**Data records:**
++++++++
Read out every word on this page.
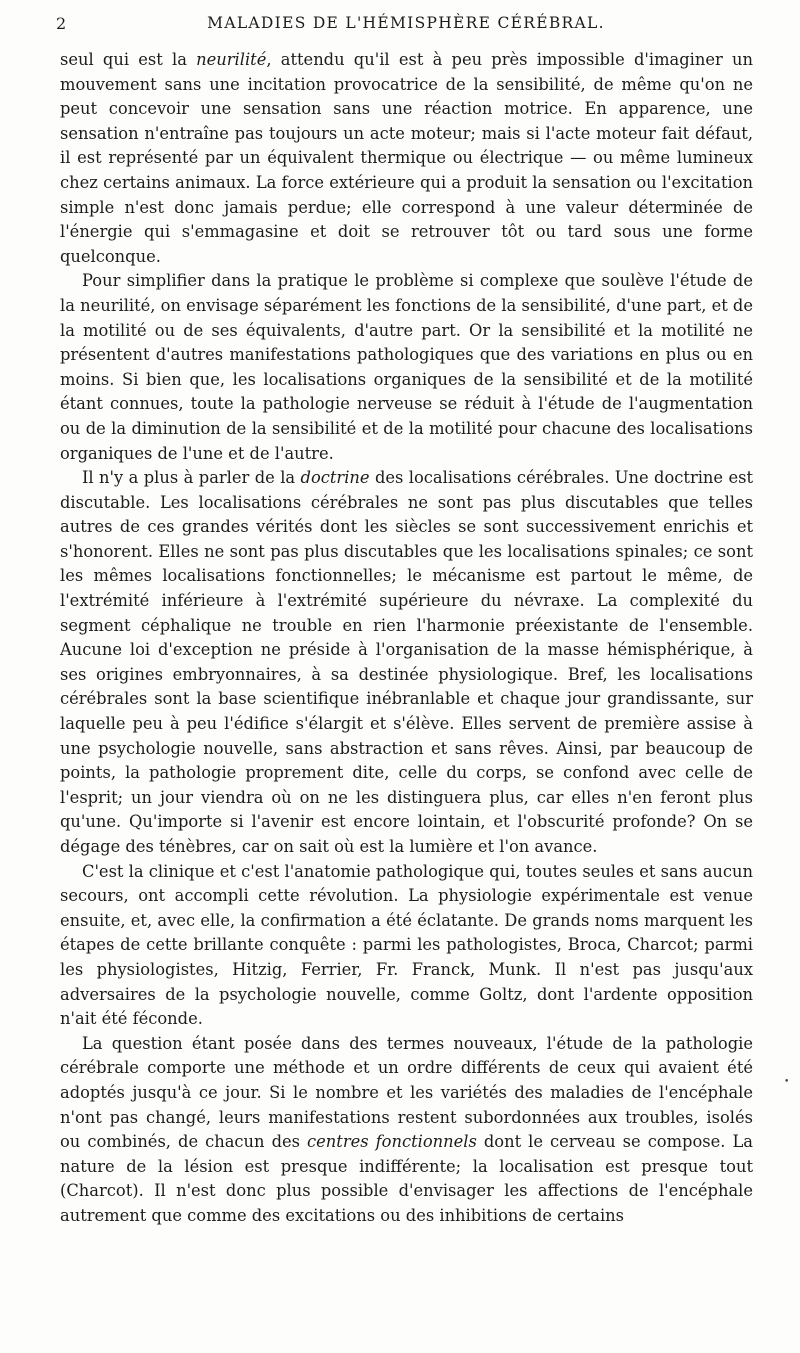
2	MALADIES DE L'HÉMISPHÈRE CÉRÉBRAL.

seul qui est la neurilité, attendu qu'il est à peu près impossible d'imaginer un mouvement sans une incitation provocatrice de la sensibilité, de même qu'on ne peut concevoir une sensation sans une réaction motrice. En apparence, une sensation n'entraîne pas toujours un acte moteur; mais si l'acte moteur fait défaut, il est représenté par un équivalent thermique ou électrique — ou même lumineux chez certains animaux. La force extérieure qui a produit la sensation ou l'excitation simple n'est donc jamais perdue; elle correspond à une valeur déterminée de l'énergie qui s'emmagasine et doit se retrouver tôt ou tard sous une forme quelconque.

Pour simplifier dans la pratique le problème si complexe que soulève l'étude de la neurilité, on envisage séparément les fonctions de la sensibilité, d'une part, et de la motilité ou de ses équivalents, d'autre part. Or la sensibilité et la motilité ne présentent d'autres manifestations pathologiques que des variations en plus ou en moins. Si bien que, les localisations organiques de la sensibilité et de la motilité étant connues, toute la pathologie nerveuse se réduit à l'étude de l'augmentation ou de la diminution de la sensibilité et de la motilité pour chacune des localisations organiques de l'une et de l'autre.

Il n'y a plus à parler de la doctrine des localisations cérébrales. Une doctrine est discutable. Les localisations cérébrales ne sont pas plus discutables que telles autres de ces grandes vérités dont les siècles se sont successivement enrichis et s'honorent. Elles ne sont pas plus discutables que les localisations spinales; ce sont les mêmes localisations fonctionnelles; le mécanisme est partout le même, de l'extrémité inférieure à l'extrémité supérieure du névraxe. La complexité du segment céphalique ne trouble en rien l'harmonie préexistante de l'ensemble. Aucune loi d'exception ne préside à l'organisation de la masse hémisphérique, à ses origines embryonnaires, à sa destinée physiologique. Bref, les localisations cérébrales sont la base scientifique inébranlable et chaque jour grandissante, sur laquelle peu à peu l'édifice s'élargit et s'élève. Elles servent de première assise à une psychologie nouvelle, sans abstraction et sans rêves. Ainsi, par beaucoup de points, la pathologie proprement dite, celle du corps, se confond avec celle de l'esprit; un jour viendra où on ne les distinguera plus, car elles n'en feront plus qu'une. Qu'importe si l'avenir est encore lointain, et l'obscurité profonde? On se dégage des ténèbres, car on sait où est la lumière et l'on avance.

C'est la clinique et c'est l'anatomie pathologique qui, toutes seules et sans aucun secours, ont accompli cette révolution. La physiologie expérimentale est venue ensuite, et, avec elle, la confirmation a été éclatante. De grands noms marquent les étapes de cette brillante conquête : parmi les pathologistes, Broca, Charcot; parmi les physiologistes, Hitzig, Ferrier, Fr. Franck, Munk. Il n'est pas jusqu'aux adversaires de la psychologie nouvelle, comme Goltz, dont l'ardente opposition n'ait été féconde.

La question étant posée dans des termes nouveaux, l'étude de la pathologie cérébrale comporte une méthode et un ordre différents de ceux qui avaient été adoptés jusqu'à ce jour. Si le nombre et les variétés des maladies de l'encéphale n'ont pas changé, leurs manifestations restent subordonnées aux troubles, isolés ou combinés, de chacun des centres fonctionnels dont le cerveau se compose. La nature de la lésion est presque indifférente; la localisation est presque tout (Charcot). Il n'est donc plus possible d'envisager les affections de l'encéphale autrement que comme des excitations ou des inhibitions de certains

•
++++++++
**Goal:**
Quote every record above exactly, leaving out any pictures.

**Answer for this exercise:**
Read out every word on this page.
2	MALADIES DE L'HÉMISPHÈRE CÉRÉBRAL.

seul qui est la neurilité, attendu qu'il est à peu près impossible d'imaginer un mouvement sans une incitation provocatrice de la sensibilité, de même qu'on ne peut concevoir une sensation sans une réaction motrice. En apparence, une sensation n'entraîne pas toujours un acte moteur; mais si l'acte moteur fait défaut, il est représenté par un équivalent thermique ou électrique — ou même lumineux chez certains animaux. La force extérieure qui a produit la sensation ou l'excitation simple n'est donc jamais perdue; elle correspond à une valeur déterminée de l'énergie qui s'emmagasine et doit se retrouver tôt ou tard sous une forme quelconque.

Pour simplifier dans la pratique le problème si complexe que soulève l'étude de la neurilité, on envisage séparément les fonctions de la sensibilité, d'une part, et de la motilité ou de ses équivalents, d'autre part. Or la sensibilité et la motilité ne présentent d'autres manifestations pathologiques que des variations en plus ou en moins. Si bien que, les localisations organiques de la sensibilité et de la motilité étant connues, toute la pathologie nerveuse se réduit à l'étude de l'augmentation ou de la diminution de la sensibilité et de la motilité pour chacune des localisations organiques de l'une et de l'autre.

Il n'y a plus à parler de la doctrine des localisations cérébrales. Une doctrine est discutable. Les localisations cérébrales ne sont pas plus discutables que telles autres de ces grandes vérités dont les siècles se sont successivement enrichis et s'honorent. Elles ne sont pas plus discutables que les localisations spinales; ce sont les mêmes localisations fonctionnelles; le mécanisme est partout le même, de l'extrémité inférieure à l'extrémité supérieure du névraxe. La complexité du segment céphalique ne trouble en rien l'harmonie préexistante de l'ensemble. Aucune loi d'exception ne préside à l'organisation de la masse hémisphérique, à ses origines embryonnaires, à sa destinée physiologique. Bref, les localisations cérébrales sont la base scientifique inébranlable et chaque jour grandissante, sur laquelle peu à peu l'édifice s'élargit et s'élève. Elles servent de première assise à une psychologie nouvelle, sans abstraction et sans rêves. Ainsi, par beaucoup de points, la pathologie proprement dite, celle du corps, se confond avec celle de l'esprit; un jour viendra où on ne les distinguera plus, car elles n'en feront plus qu'une. Qu'importe si l'avenir est encore lointain, et l'obscurité profonde? On se dégage des ténèbres, car on sait où est la lumière et l'on avance.

C'est la clinique et c'est l'anatomie pathologique qui, toutes seules et sans aucun secours, ont accompli cette révolution. La physiologie expérimentale est venue ensuite, et, avec elle, la confirmation a été éclatante. De grands noms marquent les étapes de cette brillante conquête : parmi les pathologistes, Broca, Charcot; parmi les physiologistes, Hitzig, Ferrier, Fr. Franck, Munk. Il n'est pas jusqu'aux adversaires de la psychologie nouvelle, comme Goltz, dont l'ardente opposition n'ait été féconde.

La question étant posée dans des termes nouveaux, l'étude de la pathologie cérébrale comporte une méthode et un ordre différents de ceux qui avaient été adoptés jusqu'à ce jour. Si le nombre et les variétés des maladies de l'encéphale n'ont pas changé, leurs manifestations restent subordonnées aux troubles, isolés ou combinés, de chacun des centres fonctionnels dont le cerveau se compose. La nature de la lésion est presque indifférente; la localisation est presque tout (Charcot). Il n'est donc plus possible d'envisager les affections de l'encéphale autrement que comme des excitations ou des inhibitions de certains

•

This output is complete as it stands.